Figure dataset records
## START
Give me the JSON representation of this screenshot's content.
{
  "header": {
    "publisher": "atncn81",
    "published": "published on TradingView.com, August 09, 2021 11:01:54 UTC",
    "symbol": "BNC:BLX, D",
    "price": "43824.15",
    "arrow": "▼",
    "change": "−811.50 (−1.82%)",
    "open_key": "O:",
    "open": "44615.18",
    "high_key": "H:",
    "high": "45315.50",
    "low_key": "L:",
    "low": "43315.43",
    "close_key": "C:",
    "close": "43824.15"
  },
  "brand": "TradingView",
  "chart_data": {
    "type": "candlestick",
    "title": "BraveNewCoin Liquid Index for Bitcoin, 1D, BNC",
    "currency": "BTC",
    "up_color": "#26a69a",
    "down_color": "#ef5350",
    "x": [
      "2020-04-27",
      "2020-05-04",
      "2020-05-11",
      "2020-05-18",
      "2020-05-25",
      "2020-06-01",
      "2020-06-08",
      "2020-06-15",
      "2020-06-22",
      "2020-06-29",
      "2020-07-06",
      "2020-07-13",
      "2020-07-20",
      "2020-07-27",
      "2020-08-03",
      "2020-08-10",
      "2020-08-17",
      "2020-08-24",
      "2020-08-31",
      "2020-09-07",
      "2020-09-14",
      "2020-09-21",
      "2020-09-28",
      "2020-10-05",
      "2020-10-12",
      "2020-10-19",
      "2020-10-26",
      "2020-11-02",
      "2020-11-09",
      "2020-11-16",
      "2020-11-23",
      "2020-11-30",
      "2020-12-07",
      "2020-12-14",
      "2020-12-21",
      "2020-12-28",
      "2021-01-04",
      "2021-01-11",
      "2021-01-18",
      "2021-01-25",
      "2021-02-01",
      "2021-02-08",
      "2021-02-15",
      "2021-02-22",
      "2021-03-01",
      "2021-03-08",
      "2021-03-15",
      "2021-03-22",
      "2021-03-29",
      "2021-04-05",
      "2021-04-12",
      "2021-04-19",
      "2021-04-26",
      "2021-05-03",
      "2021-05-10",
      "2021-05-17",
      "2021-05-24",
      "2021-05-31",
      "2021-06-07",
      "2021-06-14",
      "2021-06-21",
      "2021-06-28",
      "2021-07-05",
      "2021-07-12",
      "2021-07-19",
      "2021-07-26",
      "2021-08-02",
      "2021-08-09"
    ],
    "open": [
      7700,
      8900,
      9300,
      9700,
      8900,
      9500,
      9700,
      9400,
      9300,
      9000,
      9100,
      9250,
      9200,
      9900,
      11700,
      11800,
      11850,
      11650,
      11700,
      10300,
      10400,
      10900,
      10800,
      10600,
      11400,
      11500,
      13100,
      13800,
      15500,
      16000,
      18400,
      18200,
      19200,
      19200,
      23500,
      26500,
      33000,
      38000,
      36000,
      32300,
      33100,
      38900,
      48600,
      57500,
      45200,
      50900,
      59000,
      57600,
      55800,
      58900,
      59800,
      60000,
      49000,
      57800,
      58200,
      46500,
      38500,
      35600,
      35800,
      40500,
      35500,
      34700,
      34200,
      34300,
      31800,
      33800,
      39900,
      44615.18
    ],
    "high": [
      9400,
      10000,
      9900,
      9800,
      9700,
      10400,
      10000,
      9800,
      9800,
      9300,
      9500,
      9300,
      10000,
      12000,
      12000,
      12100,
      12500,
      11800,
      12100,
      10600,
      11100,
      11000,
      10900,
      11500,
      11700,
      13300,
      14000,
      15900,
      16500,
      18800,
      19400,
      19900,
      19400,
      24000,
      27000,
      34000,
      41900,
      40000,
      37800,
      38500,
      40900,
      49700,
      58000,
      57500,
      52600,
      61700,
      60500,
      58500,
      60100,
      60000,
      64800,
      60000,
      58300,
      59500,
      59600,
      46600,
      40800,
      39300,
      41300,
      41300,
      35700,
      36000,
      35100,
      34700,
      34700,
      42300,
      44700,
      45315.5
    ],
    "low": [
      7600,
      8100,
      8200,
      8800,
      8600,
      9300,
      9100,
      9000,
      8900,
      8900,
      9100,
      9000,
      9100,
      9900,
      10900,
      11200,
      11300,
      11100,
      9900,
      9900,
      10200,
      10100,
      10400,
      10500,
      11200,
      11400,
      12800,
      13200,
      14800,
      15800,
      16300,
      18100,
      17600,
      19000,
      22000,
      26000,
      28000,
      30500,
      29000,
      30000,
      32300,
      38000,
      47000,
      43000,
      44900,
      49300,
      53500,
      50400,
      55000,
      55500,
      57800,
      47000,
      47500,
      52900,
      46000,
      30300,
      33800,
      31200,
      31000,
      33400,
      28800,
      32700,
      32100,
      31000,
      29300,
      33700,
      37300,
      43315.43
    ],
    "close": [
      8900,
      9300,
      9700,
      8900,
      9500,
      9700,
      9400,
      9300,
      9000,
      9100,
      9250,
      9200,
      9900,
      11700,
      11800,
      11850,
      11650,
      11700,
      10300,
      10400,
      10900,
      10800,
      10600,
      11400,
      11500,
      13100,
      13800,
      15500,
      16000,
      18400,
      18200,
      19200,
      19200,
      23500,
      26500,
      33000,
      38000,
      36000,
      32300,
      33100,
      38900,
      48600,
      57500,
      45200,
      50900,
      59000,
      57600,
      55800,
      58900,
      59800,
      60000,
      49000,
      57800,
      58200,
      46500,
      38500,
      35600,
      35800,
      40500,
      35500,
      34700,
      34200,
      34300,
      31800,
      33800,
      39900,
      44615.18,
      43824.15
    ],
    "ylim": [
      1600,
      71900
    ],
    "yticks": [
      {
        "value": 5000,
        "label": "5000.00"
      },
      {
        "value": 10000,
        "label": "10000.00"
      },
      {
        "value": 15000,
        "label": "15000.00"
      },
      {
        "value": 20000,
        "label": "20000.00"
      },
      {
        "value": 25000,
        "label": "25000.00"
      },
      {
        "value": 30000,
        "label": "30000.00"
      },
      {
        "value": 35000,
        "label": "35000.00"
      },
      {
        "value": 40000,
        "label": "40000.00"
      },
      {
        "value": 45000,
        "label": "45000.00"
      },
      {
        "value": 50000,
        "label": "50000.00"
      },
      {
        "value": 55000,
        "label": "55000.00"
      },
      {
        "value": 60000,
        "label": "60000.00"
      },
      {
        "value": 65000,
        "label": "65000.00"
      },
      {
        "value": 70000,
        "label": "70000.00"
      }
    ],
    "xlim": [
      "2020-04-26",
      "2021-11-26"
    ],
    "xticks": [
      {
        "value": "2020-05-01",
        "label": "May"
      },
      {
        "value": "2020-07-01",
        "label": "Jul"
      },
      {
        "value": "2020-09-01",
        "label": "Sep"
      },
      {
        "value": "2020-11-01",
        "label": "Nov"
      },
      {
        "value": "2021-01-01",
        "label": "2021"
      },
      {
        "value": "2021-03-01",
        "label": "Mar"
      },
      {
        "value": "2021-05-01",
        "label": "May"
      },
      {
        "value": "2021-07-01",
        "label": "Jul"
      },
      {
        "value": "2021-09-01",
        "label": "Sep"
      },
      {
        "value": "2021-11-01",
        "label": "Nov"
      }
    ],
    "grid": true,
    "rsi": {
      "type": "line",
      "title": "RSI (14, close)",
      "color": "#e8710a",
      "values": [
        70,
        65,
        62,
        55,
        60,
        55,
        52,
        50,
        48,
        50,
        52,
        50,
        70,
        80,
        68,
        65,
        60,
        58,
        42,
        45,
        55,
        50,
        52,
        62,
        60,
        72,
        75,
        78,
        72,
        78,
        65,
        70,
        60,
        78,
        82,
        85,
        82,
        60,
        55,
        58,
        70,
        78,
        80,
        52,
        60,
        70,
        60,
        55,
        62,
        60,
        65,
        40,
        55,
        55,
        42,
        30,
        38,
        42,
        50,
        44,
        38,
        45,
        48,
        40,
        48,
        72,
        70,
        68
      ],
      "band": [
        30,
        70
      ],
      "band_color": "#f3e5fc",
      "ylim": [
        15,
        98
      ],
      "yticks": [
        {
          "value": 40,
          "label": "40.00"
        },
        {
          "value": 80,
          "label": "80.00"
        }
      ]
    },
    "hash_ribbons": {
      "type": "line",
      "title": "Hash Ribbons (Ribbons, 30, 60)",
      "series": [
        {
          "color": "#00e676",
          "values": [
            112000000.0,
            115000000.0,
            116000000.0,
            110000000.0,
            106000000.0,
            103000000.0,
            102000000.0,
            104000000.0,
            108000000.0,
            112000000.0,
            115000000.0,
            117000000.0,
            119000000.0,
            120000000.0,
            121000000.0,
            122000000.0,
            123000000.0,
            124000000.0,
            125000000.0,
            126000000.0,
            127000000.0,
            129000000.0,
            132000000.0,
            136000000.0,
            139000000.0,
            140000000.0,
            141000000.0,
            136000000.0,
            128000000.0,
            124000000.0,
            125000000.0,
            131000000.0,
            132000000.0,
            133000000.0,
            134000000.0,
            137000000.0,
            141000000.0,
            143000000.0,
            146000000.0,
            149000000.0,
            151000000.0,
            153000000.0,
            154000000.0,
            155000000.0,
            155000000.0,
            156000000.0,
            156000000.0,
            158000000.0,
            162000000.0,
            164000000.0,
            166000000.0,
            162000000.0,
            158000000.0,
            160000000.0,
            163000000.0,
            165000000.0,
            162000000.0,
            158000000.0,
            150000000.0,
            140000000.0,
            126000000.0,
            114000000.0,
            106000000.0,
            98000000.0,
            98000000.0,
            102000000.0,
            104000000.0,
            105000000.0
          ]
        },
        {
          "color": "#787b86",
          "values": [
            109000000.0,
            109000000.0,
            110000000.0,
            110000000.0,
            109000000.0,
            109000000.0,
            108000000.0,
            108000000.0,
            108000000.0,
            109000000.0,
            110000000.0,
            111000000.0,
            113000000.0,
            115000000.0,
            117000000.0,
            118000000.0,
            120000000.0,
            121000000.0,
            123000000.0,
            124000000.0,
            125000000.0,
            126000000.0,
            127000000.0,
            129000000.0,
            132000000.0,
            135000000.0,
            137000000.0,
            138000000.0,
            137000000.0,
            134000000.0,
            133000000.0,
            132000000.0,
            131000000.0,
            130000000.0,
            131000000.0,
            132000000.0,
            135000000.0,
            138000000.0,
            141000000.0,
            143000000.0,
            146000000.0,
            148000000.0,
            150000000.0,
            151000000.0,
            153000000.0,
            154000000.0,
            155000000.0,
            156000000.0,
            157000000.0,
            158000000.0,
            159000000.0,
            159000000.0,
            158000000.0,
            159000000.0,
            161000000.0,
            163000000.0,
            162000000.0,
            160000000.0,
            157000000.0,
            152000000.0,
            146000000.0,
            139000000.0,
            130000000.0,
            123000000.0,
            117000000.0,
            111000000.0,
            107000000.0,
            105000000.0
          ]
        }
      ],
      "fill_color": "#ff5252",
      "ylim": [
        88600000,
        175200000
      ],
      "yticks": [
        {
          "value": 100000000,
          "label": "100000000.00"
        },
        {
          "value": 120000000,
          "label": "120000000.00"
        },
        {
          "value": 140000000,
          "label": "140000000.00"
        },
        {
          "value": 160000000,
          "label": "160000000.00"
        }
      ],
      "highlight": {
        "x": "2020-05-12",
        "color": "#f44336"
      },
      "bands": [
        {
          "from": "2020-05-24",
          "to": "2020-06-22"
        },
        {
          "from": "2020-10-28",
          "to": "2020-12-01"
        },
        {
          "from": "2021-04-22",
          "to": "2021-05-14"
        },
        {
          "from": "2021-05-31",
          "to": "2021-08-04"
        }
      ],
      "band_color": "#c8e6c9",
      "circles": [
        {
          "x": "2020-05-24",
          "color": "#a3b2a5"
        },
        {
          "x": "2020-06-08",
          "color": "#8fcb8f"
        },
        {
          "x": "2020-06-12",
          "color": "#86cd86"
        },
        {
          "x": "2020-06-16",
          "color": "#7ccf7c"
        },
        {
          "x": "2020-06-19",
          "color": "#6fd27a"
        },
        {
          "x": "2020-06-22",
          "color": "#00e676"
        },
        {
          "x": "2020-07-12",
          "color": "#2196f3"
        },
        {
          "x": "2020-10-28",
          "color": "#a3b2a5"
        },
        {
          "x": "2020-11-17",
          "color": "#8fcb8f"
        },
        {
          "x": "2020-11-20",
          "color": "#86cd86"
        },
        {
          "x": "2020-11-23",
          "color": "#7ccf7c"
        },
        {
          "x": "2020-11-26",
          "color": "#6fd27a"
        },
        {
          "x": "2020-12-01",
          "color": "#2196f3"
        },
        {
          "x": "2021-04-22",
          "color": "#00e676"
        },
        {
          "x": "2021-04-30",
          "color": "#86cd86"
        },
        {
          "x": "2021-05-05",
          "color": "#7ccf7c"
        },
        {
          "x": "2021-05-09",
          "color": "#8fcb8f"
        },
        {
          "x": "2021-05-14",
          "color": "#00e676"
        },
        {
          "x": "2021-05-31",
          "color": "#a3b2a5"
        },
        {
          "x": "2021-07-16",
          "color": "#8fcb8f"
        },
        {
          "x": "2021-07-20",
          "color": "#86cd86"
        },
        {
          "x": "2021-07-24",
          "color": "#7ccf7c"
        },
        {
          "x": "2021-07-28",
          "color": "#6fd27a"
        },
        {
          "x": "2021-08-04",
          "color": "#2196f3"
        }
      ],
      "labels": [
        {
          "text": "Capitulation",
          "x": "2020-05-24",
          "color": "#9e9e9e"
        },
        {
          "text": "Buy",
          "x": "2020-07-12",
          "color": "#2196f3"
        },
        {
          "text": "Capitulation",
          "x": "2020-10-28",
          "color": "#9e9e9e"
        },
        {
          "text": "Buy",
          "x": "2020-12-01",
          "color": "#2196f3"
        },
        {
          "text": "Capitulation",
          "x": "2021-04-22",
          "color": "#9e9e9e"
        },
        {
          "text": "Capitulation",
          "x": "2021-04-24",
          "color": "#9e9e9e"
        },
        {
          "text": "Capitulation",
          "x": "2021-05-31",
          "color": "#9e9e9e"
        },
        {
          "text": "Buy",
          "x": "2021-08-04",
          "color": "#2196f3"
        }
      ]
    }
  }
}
## END
EXERCISE GOAL →
State the count of lines in the data holding the word "title", adding nothing to it.

SOLUTION FOR THIS EXERCISE →
3